START Passage to read

Premise: none of these are the primary problems. As long as co-parents, friends, relatives, counselors, and attorneys focus on surface issues like these, the "money" (and other) conflicts will probably multiply and escalate, over time.

        If that's true, then what should divorced-family and stepfamily co-parents and their supporters work to change?


 Identify and Resolve the Primary Problems

        A mix of basic problems (unmet needs) cause most conflicts between divorced and re-committed co-parents and kids. See which of these fit your situation:

        1) Psychological wounds. One or more of your co-parents has survived  too little childhood nurturance,  and is unaware of, or denying,  the resulting psychological wounds  and what they mean to you all. One common meaning is that you don't respect yourself and/or your ex mate. Others are you can't communicate, relate, or parent effectively.

        A third common impact of unseen wounds is adults' inability to balance long-range goal-setting, planning, and problem-solving with wrangling over current conflicts. Reality check: would you say each of you ex mates is clear and focused on your long-term personal and family missions? Typical protective, disorganized false selves "run off in all directions" trying to fill immediate needs ("You must pay for Millie's clarinet lessons!") vs. doing that and working patiently toward essential long-term goals like wound-recovery and improving adult communication and teamwork. Is this true in your family now?

        Solution: Patient, self-motivated work on some version of co-parent Project 1 (personal healing) can significantly reduce false-self wounds and their impacts over time. It can also lower the odds of wounding your child/ren!

       Primary problem 2) You and/or your ex (and any partners) don't know or use effective-communication basics and skills. This hinders lasting conflict-resolution on any co-parenting or unfinished pre-divorce disputes. Solution: While you heal any false-self wounds (Project 1), learning and using these basics and skills cooperatively (Project 2) can help you to reduce every one of these interactive co-parental barriers.

        Another unseen primary cause of co-parent "money-fights" may be...

       3) One or more  of you co-parents (or kids) are unable to grieve your many tangible and invisible separation, divorce, and co-habiting losses (broken bonds). Grief can get slowed or blocked  by false-self  dominance + unawareness + living in a grief-inhibiting family and society. When family adults can't model and encourage healthy mourning, kids often become blocked grievers too.

        Blocked grief inhibits the self and mutual forgivenesses that are essential for co-parents to raise minor kids (including stepkids) as teammates with a common goal, vs. disrespectful, distrustful antagonists.

        A common dynamic occurs when some personality subselves want to divorce (end discomfort) and others don't. Before true recovery, this promotes or continues a vexing, confusing approach-avoid relationship: After separation, one or both ex mates distance (draw new emotional boundaries) and don't want to grieve (accept) lost relationship benefits or fantasies (like dreams of reunion).

END Passage to read

* [Tasks and exercises]:
(A) Transcribe the passage on co-parent conflicts from "A common dynamic" to "dreams of reunion).".
(B) Decide whether each statement agrees with the passage on co-parent conflicts, answering yes or no and quoting the deciding words: (i) Primary problem 2 is that co-parents don't know or use effective-communication basics and skills. (ii) Blocked grief makes forgiveness between co-parents easier. (iii) Project 1 is personal healing.
(C) Answer these questions from the passage on co-parent conflicts:
(i) Whose clarinet lessons are named as an immediate need?
(ii) What do kids often become when family adults can't model and encourage healthy mourning?
(iii) Which project involves learning and using effective-communication basics and skills cooperatively?

START Given entries

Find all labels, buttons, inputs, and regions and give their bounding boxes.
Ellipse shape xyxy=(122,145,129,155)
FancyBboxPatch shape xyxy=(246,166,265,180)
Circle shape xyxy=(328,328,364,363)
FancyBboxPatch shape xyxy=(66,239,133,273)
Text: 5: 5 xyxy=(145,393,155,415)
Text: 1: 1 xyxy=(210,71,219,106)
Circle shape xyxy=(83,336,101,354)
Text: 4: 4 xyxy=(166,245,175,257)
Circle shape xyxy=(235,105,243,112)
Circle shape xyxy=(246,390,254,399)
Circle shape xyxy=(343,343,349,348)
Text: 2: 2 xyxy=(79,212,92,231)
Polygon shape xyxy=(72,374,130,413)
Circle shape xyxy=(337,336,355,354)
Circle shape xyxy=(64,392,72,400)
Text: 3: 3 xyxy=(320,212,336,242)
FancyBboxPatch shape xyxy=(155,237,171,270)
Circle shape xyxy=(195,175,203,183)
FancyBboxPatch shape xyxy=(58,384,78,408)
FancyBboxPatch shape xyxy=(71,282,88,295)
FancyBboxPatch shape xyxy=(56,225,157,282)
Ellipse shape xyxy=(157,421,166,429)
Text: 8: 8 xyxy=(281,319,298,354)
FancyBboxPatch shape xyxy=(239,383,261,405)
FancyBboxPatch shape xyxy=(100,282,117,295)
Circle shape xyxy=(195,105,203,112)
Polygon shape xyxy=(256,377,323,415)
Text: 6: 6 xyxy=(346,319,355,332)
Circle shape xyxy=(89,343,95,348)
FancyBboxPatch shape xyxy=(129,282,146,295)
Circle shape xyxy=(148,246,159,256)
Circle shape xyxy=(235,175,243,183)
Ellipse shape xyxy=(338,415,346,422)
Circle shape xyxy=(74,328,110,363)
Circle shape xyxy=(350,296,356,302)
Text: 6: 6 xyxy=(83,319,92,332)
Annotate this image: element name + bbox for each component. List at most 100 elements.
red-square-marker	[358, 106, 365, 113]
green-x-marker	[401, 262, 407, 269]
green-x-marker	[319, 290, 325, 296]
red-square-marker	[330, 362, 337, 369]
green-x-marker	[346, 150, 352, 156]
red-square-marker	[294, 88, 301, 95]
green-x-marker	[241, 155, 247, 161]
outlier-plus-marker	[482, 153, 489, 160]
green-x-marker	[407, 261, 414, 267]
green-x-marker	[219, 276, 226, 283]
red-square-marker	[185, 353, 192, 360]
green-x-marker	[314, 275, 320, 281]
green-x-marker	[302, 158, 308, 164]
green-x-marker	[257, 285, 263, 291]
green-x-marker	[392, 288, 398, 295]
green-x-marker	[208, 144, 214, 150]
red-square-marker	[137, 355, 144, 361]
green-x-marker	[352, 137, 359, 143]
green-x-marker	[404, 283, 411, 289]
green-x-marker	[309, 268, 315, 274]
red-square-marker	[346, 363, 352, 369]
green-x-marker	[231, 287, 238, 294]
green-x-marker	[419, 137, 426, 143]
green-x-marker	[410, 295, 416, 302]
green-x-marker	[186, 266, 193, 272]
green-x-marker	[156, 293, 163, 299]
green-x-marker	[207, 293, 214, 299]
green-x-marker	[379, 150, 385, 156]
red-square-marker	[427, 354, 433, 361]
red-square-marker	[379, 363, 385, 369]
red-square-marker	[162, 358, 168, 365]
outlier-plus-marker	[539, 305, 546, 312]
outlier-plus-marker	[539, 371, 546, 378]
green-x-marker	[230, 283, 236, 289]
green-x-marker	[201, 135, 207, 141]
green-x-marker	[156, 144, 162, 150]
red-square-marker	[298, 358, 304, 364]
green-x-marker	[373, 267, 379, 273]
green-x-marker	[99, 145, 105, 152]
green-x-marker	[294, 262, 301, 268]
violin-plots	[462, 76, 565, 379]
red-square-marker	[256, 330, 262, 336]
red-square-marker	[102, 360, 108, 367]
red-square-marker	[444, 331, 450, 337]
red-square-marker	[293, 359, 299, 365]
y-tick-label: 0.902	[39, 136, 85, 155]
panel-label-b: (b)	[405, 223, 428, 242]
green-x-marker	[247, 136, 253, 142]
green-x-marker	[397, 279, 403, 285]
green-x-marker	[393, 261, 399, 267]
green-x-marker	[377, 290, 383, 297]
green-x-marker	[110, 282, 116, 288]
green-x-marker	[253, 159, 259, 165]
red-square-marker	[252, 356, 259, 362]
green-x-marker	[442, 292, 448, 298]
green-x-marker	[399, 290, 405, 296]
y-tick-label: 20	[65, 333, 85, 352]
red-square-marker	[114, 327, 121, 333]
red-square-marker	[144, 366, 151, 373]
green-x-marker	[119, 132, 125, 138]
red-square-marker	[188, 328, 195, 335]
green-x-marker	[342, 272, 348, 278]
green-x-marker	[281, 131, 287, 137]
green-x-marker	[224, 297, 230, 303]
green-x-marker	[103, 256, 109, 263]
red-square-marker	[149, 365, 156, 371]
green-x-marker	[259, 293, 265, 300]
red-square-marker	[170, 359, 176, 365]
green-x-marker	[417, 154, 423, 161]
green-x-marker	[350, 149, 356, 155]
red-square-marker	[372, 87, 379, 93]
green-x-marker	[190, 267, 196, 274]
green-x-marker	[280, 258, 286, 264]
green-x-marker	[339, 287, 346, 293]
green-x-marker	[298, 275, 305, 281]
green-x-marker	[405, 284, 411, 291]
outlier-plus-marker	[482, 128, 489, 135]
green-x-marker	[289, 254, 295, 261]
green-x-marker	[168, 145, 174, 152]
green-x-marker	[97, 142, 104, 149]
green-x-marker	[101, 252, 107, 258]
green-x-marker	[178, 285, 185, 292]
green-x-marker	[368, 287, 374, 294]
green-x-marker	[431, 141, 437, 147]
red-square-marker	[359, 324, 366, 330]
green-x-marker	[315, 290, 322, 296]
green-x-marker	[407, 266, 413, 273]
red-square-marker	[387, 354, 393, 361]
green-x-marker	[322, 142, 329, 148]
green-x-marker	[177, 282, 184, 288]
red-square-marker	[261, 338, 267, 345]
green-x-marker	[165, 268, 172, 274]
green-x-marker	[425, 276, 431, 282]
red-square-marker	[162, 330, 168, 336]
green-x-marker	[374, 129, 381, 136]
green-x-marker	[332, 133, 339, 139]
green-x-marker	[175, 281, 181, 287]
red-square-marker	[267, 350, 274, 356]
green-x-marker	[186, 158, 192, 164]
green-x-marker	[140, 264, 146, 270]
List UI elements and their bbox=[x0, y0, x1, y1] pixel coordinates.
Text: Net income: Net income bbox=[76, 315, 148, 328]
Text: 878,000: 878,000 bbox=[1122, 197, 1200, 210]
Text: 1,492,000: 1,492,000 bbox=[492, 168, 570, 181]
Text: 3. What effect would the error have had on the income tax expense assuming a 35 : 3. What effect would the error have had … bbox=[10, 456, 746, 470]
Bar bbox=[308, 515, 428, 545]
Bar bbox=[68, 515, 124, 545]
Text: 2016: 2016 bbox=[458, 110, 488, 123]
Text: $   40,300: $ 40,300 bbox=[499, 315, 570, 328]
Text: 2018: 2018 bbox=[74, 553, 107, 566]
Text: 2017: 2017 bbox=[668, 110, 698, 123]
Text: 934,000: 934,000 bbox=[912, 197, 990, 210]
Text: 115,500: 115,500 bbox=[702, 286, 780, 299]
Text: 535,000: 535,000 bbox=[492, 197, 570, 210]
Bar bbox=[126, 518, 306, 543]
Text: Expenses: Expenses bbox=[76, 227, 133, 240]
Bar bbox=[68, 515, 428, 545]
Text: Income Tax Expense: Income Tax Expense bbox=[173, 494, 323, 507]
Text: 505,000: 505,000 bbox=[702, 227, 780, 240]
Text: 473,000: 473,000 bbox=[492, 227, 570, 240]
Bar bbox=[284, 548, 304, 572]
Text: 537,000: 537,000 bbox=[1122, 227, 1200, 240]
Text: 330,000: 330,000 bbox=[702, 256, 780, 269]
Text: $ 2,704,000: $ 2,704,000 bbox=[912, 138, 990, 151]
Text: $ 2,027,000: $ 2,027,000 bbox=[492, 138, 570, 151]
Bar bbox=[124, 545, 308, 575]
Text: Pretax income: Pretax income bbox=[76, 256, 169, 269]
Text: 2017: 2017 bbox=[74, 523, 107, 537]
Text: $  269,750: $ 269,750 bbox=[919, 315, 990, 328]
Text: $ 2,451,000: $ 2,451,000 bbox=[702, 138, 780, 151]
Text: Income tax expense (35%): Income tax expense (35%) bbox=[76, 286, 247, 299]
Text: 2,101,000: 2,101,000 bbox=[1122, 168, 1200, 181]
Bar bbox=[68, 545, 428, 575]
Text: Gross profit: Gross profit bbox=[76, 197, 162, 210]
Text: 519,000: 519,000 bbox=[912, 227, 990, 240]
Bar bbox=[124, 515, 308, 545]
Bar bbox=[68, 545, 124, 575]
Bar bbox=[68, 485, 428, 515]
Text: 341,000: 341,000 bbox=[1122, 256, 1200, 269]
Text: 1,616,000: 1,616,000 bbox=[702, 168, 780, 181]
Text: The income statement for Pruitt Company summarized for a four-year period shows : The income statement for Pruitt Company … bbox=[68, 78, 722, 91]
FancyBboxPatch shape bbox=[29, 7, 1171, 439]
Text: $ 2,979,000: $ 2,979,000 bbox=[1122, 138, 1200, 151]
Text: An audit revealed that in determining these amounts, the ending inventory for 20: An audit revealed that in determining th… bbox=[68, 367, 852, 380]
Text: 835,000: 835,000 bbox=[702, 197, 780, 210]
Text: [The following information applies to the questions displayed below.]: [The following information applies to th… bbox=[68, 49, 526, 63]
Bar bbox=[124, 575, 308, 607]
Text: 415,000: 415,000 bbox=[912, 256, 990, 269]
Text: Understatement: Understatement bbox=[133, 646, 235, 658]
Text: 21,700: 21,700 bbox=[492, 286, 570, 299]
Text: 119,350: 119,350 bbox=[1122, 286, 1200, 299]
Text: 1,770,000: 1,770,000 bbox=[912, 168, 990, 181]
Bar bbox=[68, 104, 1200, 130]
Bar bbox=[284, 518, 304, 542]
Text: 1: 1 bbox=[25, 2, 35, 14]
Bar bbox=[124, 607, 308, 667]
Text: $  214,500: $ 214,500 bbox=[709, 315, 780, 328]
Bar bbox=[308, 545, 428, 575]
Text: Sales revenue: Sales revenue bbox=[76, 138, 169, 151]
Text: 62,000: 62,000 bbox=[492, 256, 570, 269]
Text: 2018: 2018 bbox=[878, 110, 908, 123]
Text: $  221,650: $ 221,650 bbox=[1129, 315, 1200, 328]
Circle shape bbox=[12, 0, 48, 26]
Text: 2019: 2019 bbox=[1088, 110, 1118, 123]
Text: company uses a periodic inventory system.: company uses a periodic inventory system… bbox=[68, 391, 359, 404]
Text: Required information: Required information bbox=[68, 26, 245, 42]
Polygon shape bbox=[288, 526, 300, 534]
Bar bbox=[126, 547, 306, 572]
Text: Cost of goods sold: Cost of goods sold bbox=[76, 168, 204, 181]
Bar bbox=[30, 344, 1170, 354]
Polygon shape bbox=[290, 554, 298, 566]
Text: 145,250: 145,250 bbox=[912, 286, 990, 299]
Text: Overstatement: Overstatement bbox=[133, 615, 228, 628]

END Given entries

* [Per-task answers]:
(A)
A common dynamic occurs when some personality subselves want to divorce (end discomfort) and others don't. Before true recovery, this promotes or continues a vexing, confusing approach-avoid relationship: After separation, one or both ex mates distance (draw new emotional boundaries) and don't want to grieve (accept) lost relationship benefits or fantasies (like dreams of reunion).

(B)
(i) Yes: "You and/or your ex (and any partners) don't know or use effective-communication basics and skills."
(ii) No: "Blocked grief inhibits the self and mutual forgivenesses"
(iii) Yes: "co-parent Project 1 (personal healing)"

(C)
(i) Millie's
(ii) Blocked grievers
(iii) Project 2